SOURCE EXCERPT –
· · ·

Miroslava Kaštovská, born Tkáčová, was born in 1931 in the secluded settlement, Znajka, between Čeladná and Horní Bečva. Only the Tkáč family lived in the seclusion amidst the forests of the Beskidy Mountains. Life there had been very hard even before the war broke out. Starting in 1944, guerrillas from the Jan Žižka Brigade began appearing in the neighborhood seeking a place to hide. The partisans would often visit the home of Miroslava and her family. Their house also became the hiding place for the equipment of an airborne landing with the code-name "Wolfram". The family thus lived in great danger because even these secluded places in the mountains were occasionally visited by the Gestapo. Nevertheless, the family helped the paratroopers and their home, for a few weeks, became the hiding place for the severely injured guerrilla-group leader and chief of staff of the Žižka Brigade Dajan Bajanovič Murzin. It was just at the time of Tetřev operation, when 13,000 German troops sealed off the mountain area with the order to break the guerrilla resistance in the area. Murzin could eventually be saved but it cost the life of Miroslava's father, who was arrested by the Gestapo after he had been betrayed by the informer, Emil Muroň. Her father later died in prison and her mother was briefly imprisoned as well. After the war, the family moved away and some time later, the Znajka secluded place ceased to exist. Today Miroslava Kaštovská lives in Opava.

· · ·

PROVIDED DATA –

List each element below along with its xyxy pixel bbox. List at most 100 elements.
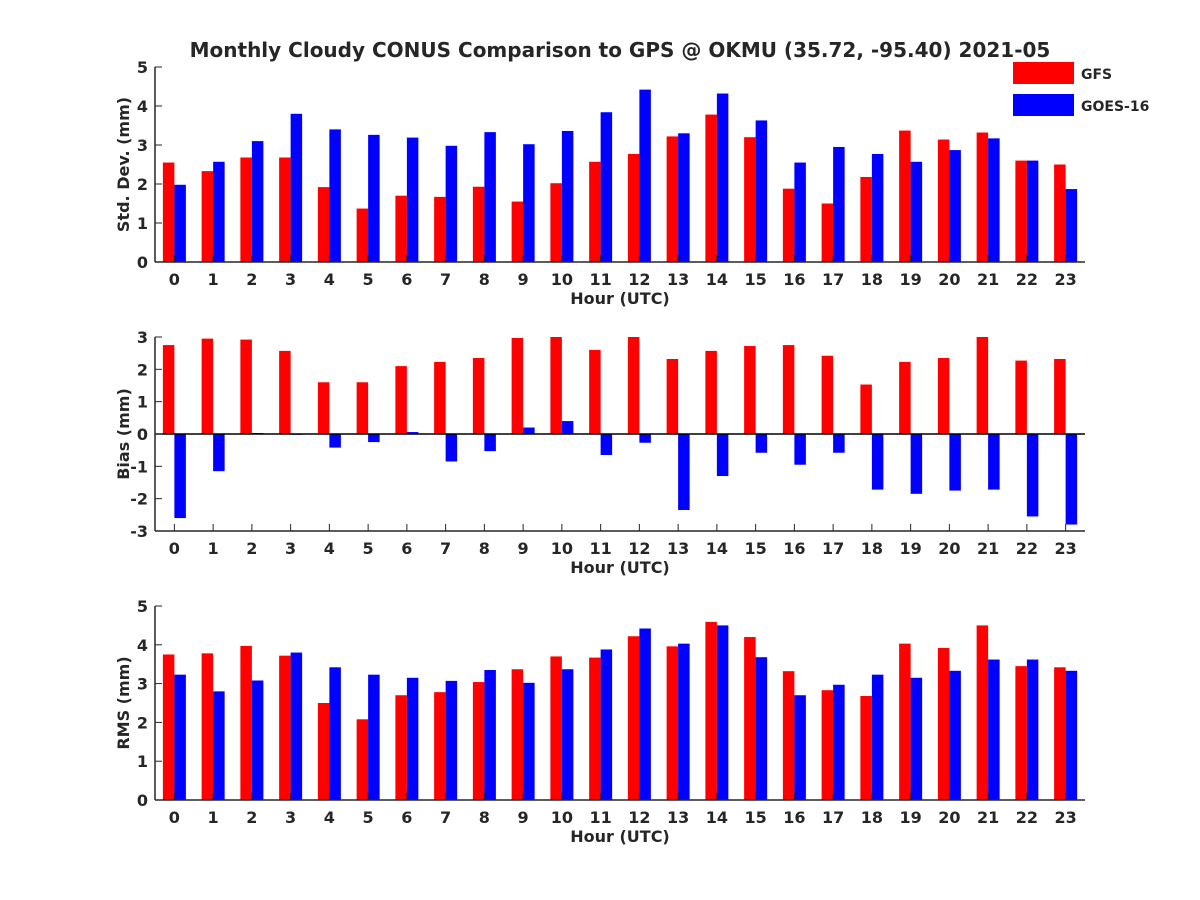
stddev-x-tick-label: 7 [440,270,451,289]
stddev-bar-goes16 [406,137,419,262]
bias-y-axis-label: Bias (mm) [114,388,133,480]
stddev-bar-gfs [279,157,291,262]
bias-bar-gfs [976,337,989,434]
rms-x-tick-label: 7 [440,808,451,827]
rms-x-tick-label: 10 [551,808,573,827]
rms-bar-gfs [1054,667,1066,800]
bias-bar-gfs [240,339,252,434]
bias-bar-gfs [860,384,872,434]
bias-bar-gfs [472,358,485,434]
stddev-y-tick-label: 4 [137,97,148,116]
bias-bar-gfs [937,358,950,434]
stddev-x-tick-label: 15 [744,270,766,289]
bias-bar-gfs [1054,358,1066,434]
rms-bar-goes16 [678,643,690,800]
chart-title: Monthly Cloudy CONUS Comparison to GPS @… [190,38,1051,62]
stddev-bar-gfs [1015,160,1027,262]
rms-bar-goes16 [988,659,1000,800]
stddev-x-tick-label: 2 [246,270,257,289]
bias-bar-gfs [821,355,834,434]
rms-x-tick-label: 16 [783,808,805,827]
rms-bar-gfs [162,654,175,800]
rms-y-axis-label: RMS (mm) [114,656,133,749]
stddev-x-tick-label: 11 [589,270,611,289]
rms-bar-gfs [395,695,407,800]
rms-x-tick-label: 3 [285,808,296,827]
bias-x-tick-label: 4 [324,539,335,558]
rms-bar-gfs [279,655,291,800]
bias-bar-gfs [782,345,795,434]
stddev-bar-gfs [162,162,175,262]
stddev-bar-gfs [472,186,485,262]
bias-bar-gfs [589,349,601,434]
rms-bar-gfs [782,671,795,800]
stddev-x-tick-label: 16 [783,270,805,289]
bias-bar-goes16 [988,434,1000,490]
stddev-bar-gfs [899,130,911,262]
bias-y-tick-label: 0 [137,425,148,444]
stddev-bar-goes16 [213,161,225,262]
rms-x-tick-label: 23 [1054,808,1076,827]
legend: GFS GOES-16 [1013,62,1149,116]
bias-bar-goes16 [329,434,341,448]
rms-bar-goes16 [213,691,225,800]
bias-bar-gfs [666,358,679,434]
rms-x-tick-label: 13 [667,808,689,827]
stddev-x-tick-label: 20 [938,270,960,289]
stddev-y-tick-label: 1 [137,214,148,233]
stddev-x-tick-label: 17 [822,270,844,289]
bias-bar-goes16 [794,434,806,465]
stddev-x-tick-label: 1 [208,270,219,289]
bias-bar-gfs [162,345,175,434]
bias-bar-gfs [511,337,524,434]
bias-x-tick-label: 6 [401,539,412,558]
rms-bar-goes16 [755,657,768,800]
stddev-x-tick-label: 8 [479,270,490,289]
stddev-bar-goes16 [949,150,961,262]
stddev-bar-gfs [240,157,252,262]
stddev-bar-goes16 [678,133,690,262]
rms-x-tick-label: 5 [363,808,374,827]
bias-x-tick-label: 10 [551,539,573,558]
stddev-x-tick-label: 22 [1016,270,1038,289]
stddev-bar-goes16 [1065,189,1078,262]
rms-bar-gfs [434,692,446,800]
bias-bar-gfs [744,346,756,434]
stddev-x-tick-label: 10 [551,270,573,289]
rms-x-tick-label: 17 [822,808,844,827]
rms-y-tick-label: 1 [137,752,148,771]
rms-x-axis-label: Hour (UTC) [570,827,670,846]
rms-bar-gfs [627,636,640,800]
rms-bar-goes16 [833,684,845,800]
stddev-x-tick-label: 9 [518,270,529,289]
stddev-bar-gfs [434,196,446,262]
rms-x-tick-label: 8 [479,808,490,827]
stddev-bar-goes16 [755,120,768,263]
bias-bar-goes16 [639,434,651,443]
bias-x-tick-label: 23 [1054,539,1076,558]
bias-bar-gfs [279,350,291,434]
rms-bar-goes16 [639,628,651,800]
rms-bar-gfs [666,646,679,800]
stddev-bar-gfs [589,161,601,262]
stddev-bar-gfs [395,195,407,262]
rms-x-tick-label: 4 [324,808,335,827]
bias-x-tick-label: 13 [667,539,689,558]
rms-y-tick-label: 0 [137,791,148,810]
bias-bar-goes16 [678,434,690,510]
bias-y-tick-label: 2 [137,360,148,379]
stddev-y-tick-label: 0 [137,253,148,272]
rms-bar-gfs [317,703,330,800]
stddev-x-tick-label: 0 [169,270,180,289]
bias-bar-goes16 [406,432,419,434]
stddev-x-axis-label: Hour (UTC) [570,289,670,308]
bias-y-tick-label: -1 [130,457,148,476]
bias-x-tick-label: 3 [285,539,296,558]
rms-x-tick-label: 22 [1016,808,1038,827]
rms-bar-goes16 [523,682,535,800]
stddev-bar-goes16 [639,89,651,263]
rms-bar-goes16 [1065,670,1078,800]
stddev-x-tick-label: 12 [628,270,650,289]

· · ·

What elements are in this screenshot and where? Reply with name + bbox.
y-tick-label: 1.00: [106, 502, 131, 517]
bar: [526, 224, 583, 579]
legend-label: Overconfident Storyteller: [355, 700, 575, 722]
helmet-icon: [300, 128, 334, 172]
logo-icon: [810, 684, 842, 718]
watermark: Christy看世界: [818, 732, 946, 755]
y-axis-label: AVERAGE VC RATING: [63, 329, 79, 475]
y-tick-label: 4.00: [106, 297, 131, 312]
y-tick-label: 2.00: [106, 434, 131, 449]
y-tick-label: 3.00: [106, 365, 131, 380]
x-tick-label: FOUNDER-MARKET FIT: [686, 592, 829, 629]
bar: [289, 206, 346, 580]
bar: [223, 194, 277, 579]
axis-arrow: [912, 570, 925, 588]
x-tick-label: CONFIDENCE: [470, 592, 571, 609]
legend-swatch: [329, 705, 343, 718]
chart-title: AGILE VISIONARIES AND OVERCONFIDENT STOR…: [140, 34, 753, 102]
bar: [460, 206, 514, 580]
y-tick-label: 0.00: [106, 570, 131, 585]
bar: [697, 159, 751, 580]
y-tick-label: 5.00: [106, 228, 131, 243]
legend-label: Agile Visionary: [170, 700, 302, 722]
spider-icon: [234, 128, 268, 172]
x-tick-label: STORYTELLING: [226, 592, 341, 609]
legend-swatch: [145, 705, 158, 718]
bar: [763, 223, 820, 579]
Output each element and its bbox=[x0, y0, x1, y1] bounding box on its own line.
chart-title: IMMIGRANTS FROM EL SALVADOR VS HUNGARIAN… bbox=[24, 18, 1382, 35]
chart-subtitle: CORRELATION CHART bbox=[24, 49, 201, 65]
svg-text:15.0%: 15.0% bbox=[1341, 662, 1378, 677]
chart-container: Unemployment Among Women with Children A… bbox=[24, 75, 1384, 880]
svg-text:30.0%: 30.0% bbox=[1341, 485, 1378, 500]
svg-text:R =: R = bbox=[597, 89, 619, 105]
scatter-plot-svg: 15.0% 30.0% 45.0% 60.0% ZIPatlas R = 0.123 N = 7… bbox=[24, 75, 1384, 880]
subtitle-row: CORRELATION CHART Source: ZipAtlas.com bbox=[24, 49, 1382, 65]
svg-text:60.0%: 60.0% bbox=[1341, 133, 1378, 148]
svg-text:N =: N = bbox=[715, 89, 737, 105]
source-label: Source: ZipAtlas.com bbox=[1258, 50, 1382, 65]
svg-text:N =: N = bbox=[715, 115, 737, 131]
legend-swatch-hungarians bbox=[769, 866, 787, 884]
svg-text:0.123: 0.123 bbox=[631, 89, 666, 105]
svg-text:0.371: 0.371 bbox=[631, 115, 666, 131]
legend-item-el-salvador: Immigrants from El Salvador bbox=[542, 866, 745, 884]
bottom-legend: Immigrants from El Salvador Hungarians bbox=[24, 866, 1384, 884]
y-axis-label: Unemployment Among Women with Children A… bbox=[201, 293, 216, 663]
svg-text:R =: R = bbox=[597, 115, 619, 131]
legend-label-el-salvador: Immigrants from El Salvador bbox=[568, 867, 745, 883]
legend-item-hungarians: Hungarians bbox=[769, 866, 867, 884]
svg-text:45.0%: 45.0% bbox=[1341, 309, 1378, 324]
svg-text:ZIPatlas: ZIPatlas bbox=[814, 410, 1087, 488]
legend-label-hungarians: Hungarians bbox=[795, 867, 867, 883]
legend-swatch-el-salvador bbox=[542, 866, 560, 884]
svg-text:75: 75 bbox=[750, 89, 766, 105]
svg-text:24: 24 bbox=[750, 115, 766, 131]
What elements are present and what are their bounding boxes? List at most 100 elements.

· · ·

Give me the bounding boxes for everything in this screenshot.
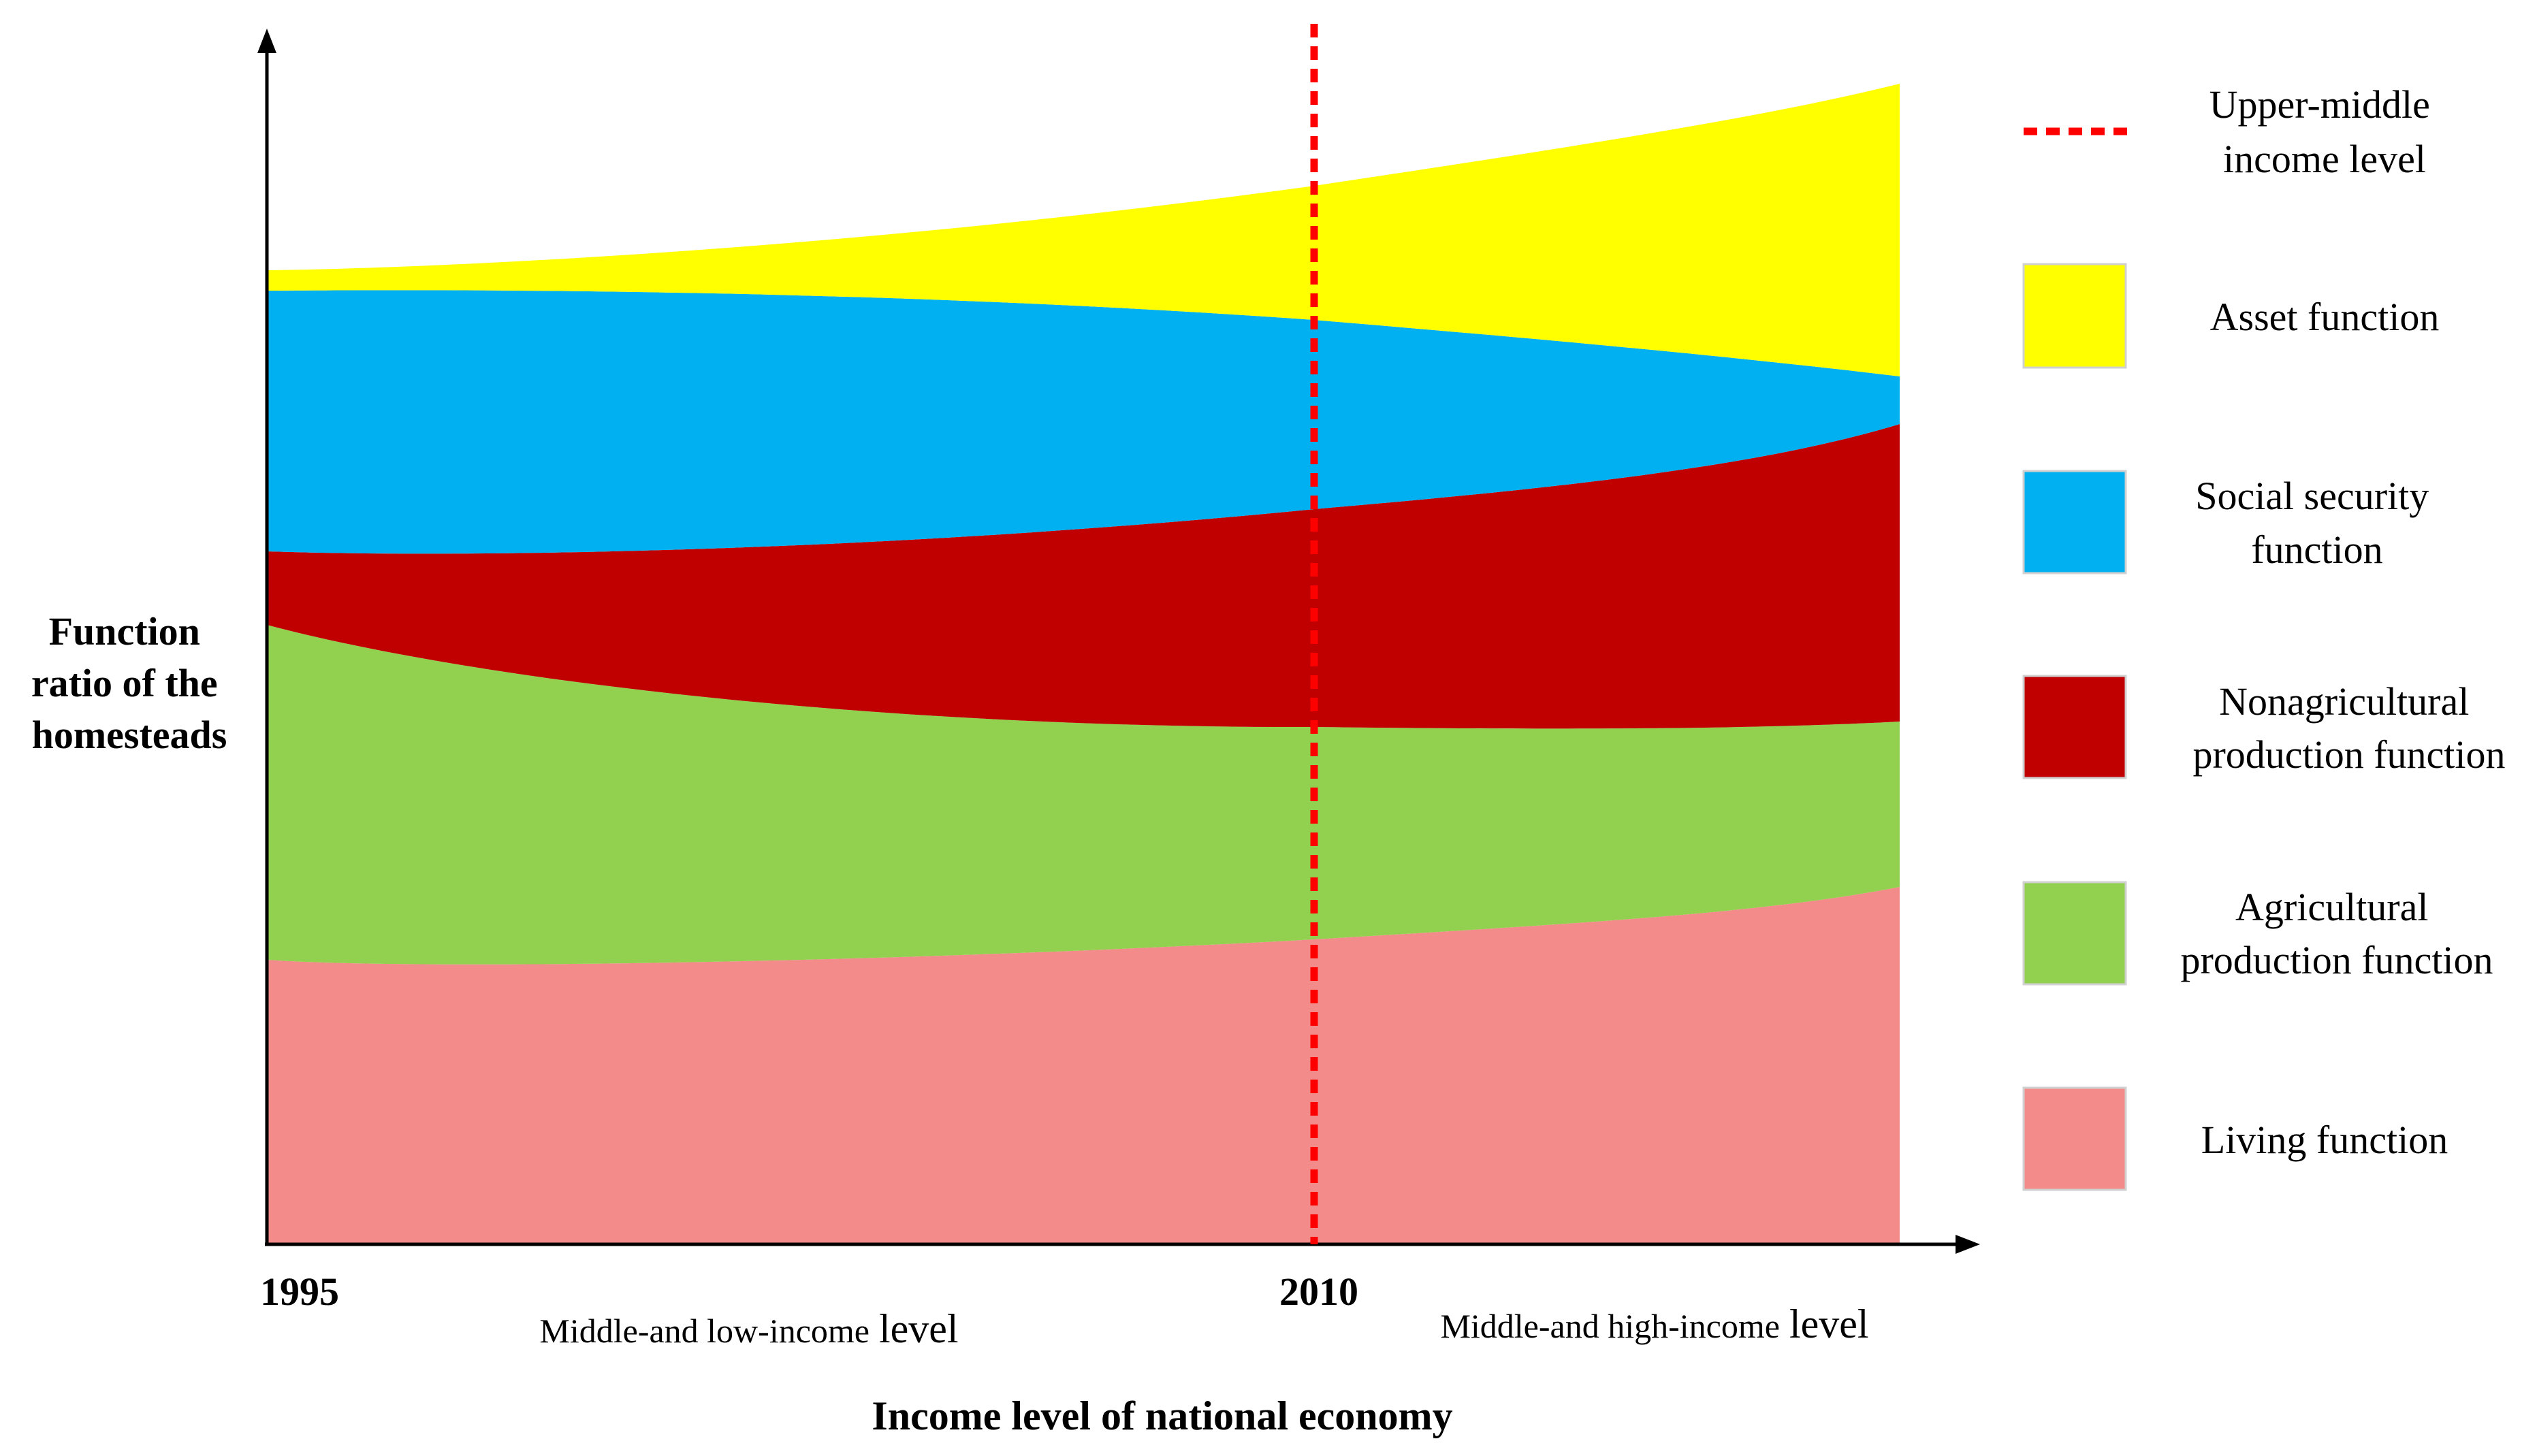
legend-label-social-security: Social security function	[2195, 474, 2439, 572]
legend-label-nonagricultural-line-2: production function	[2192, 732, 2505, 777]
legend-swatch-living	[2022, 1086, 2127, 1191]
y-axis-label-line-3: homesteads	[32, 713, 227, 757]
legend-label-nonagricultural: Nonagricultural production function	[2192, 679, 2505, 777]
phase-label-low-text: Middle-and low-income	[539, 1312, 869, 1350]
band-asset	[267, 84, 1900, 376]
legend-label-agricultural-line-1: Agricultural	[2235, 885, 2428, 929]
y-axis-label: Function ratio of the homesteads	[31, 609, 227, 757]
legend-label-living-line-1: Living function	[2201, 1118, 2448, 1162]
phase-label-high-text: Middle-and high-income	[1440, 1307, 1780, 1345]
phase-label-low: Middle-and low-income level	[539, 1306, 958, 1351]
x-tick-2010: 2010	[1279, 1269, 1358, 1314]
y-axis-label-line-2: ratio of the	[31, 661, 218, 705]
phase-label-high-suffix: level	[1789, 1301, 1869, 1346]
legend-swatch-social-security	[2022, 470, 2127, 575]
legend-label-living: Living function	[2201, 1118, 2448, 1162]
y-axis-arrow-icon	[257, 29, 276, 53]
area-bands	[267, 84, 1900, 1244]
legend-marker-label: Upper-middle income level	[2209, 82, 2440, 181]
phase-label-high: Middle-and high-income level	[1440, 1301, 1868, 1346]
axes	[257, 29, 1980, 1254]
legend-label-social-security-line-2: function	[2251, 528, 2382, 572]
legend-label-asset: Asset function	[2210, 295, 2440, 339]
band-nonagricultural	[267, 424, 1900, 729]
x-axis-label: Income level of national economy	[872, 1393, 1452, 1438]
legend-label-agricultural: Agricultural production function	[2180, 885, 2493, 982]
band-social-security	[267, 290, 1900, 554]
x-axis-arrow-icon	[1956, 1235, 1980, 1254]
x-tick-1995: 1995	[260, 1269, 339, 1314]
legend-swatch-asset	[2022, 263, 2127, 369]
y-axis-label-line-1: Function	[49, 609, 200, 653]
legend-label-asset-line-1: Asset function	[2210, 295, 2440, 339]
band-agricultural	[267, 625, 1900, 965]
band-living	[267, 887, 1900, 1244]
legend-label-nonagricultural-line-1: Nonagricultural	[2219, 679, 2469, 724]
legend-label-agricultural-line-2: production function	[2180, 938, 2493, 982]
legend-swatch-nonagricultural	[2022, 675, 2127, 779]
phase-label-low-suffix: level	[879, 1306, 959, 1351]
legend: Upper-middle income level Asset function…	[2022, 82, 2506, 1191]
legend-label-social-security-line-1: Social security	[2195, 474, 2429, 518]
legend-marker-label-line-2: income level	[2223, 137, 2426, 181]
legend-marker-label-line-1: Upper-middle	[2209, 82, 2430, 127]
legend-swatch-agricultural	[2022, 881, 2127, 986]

· · ·

According to the account of Miroslava Kaštovská, who betrayed her father to the Gestapo? The data plays no part here.

ANSWER IN FULL – The informer Emil Muroň.